* **Work to complete**
Each line below is to be written out in full, exactly as shown.

Entries from a dataset
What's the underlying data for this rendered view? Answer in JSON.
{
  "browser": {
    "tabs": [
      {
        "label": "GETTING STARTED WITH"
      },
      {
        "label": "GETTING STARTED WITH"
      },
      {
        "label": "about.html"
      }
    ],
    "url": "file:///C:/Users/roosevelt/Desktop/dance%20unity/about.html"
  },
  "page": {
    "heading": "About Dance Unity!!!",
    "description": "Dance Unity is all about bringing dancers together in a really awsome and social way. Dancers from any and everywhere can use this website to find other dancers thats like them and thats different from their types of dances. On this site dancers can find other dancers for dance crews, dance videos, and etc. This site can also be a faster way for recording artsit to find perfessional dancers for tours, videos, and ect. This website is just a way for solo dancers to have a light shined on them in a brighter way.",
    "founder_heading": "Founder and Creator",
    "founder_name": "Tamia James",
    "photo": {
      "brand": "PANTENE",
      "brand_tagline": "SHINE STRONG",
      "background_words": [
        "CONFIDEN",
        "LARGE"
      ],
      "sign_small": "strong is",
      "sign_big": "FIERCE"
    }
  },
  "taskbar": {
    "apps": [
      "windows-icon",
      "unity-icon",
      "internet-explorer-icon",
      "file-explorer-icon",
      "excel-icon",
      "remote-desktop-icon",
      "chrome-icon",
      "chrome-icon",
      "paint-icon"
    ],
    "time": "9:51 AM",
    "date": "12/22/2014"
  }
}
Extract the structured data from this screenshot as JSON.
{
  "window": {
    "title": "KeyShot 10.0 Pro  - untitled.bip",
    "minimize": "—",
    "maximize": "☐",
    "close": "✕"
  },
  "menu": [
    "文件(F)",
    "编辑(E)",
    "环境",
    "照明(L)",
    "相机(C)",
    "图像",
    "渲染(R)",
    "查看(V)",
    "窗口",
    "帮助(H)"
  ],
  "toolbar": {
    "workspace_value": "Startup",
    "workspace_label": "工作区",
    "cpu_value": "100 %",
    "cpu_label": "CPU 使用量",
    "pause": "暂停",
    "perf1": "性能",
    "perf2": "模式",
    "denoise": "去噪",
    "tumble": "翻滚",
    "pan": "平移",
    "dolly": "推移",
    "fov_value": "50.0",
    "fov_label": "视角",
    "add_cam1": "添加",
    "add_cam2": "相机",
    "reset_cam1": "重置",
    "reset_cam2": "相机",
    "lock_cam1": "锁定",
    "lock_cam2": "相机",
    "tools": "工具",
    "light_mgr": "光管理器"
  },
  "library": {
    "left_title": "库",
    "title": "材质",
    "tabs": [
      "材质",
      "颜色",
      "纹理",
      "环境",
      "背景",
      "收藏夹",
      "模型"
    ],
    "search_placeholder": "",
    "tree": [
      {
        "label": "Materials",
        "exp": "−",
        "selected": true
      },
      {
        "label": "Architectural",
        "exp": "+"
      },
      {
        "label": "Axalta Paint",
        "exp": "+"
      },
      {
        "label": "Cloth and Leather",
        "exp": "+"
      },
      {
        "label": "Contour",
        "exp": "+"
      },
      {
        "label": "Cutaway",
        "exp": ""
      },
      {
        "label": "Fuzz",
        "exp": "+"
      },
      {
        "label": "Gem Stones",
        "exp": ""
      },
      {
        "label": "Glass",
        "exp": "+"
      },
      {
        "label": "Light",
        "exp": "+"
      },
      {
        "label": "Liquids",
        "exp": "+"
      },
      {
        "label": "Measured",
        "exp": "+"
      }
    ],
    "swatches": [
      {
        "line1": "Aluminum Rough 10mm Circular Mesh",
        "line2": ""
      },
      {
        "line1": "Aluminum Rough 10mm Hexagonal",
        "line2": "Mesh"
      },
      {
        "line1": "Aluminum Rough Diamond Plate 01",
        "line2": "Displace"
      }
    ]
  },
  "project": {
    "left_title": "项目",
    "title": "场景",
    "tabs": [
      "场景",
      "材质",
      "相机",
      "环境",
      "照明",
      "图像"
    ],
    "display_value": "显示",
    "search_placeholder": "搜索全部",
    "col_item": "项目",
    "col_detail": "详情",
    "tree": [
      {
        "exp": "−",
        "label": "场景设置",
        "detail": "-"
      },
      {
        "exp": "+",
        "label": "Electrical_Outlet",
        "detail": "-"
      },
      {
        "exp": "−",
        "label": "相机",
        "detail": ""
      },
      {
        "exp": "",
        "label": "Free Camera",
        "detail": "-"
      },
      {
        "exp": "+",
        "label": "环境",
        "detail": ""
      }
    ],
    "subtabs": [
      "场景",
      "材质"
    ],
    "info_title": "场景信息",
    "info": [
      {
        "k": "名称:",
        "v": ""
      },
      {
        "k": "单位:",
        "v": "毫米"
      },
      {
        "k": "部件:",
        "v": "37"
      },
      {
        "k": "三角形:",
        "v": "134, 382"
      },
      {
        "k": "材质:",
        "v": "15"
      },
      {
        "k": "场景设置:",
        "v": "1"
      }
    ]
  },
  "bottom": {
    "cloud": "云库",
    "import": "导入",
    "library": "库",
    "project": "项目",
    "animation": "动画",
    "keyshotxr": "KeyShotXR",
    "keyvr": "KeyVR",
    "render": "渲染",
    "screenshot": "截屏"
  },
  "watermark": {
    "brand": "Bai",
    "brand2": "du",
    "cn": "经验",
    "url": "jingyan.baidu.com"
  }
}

* **Task output**
What's the underlying data for this rendered view? Answer in JSON.
{
  "browser": {
    "tabs": [
      {
        "label": "GETTING STARTED WITH"
      },
      {
        "label": "GETTING STARTED WITH"
      },
      {
        "label": "about.html"
      }
    ],
    "url": "file:///C:/Users/roosevelt/Desktop/dance%20unity/about.html"
  },
  "page": {
    "heading": "About Dance Unity!!!",
    "description": "Dance Unity is all about bringing dancers together in a really awsome and social way. Dancers from any and everywhere can use this website to find other dancers thats like them and thats different from their types of dances. On this site dancers can find other dancers for dance crews, dance videos, and etc. This site can also be a faster way for recording artsit to find perfessional dancers for tours, videos, and ect. This website is just a way for solo dancers to have a light shined on them in a brighter way.",
    "founder_heading": "Founder and Creator",
    "founder_name": "Tamia James",
    "photo": {
      "brand": "PANTENE",
      "brand_tagline": "SHINE STRONG",
      "background_words": [
        "CONFIDEN",
        "LARGE"
      ],
      "sign_small": "strong is",
      "sign_big": "FIERCE"
    }
  },
  "taskbar": {
    "apps": [
      "windows-icon",
      "unity-icon",
      "internet-explorer-icon",
      "file-explorer-icon",
      "excel-icon",
      "remote-desktop-icon",
      "chrome-icon",
      "chrome-icon",
      "paint-icon"
    ],
    "time": "9:51 AM",
    "date": "12/22/2014"
  }
}
Extract the structured data from this screenshot as JSON.
{
  "window": {
    "title": "KeyShot 10.0 Pro  - untitled.bip",
    "minimize": "—",
    "maximize": "☐",
    "close": "✕"
  },
  "menu": [
    "文件(F)",
    "编辑(E)",
    "环境",
    "照明(L)",
    "相机(C)",
    "图像",
    "渲染(R)",
    "查看(V)",
    "窗口",
    "帮助(H)"
  ],
  "toolbar": {
    "workspace_value": "Startup",
    "workspace_label": "工作区",
    "cpu_value": "100 %",
    "cpu_label": "CPU 使用量",
    "pause": "暂停",
    "perf1": "性能",
    "perf2": "模式",
    "denoise": "去噪",
    "tumble": "翻滚",
    "pan": "平移",
    "dolly": "推移",
    "fov_value": "50.0",
    "fov_label": "视角",
    "add_cam1": "添加",
    "add_cam2": "相机",
    "reset_cam1": "重置",
    "reset_cam2": "相机",
    "lock_cam1": "锁定",
    "lock_cam2": "相机",
    "tools": "工具",
    "light_mgr": "光管理器"
  },
  "library": {
    "left_title": "库",
    "title": "材质",
    "tabs": [
      "材质",
      "颜色",
      "纹理",
      "环境",
      "背景",
      "收藏夹",
      "模型"
    ],
    "search_placeholder": "",
    "tree": [
      {
        "label": "Materials",
        "exp": "−",
        "selected": true
      },
      {
        "label": "Architectural",
        "exp": "+"
      },
      {
        "label": "Axalta Paint",
        "exp": "+"
      },
      {
        "label": "Cloth and Leather",
        "exp": "+"
      },
      {
        "label": "Contour",
        "exp": "+"
      },
      {
        "label": "Cutaway",
        "exp": ""
      },
      {
        "label": "Fuzz",
        "exp": "+"
      },
      {
        "label": "Gem Stones",
        "exp": ""
      },
      {
        "label": "Glass",
        "exp": "+"
      },
      {
        "label": "Light",
        "exp": "+"
      },
      {
        "label": "Liquids",
        "exp": "+"
      },
      {
        "label": "Measured",
        "exp": "+"
      }
    ],
    "swatches": [
      {
        "line1": "Aluminum Rough 10mm Circular Mesh",
        "line2": ""
      },
      {
        "line1": "Aluminum Rough 10mm Hexagonal",
        "line2": "Mesh"
      },
      {
        "line1": "Aluminum Rough Diamond Plate 01",
        "line2": "Displace"
      }
    ]
  },
  "project": {
    "left_title": "项目",
    "title": "场景",
    "tabs": [
      "场景",
      "材质",
      "相机",
      "环境",
      "照明",
      "图像"
    ],
    "display_value": "显示",
    "search_placeholder": "搜索全部",
    "col_item": "项目",
    "col_detail": "详情",
    "tree": [
      {
        "exp": "−",
        "label": "场景设置",
        "detail": "-"
      },
      {
        "exp": "+",
        "label": "Electrical_Outlet",
        "detail": "-"
      },
      {
        "exp": "−",
        "label": "相机",
        "detail": ""
      },
      {
        "exp": "",
        "label": "Free Camera",
        "detail": "-"
      },
      {
        "exp": "+",
        "label": "环境",
        "detail": ""
      }
    ],
    "subtabs": [
      "场景",
      "材质"
    ],
    "info_title": "场景信息",
    "info": [
      {
        "k": "名称:",
        "v": ""
      },
      {
        "k": "单位:",
        "v": "毫米"
      },
      {
        "k": "部件:",
        "v": "37"
      },
      {
        "k": "三角形:",
        "v": "134, 382"
      },
      {
        "k": "材质:",
        "v": "15"
      },
      {
        "k": "场景设置:",
        "v": "1"
      }
    ]
  },
  "bottom": {
    "cloud": "云库",
    "import": "导入",
    "library": "库",
    "project": "项目",
    "animation": "动画",
    "keyshotxr": "KeyShotXR",
    "keyvr": "KeyVR",
    "render": "渲染",
    "screenshot": "截屏"
  },
  "watermark": {
    "brand": "Bai",
    "brand2": "du",
    "cn": "经验",
    "url": "jingyan.baidu.com"
  }
}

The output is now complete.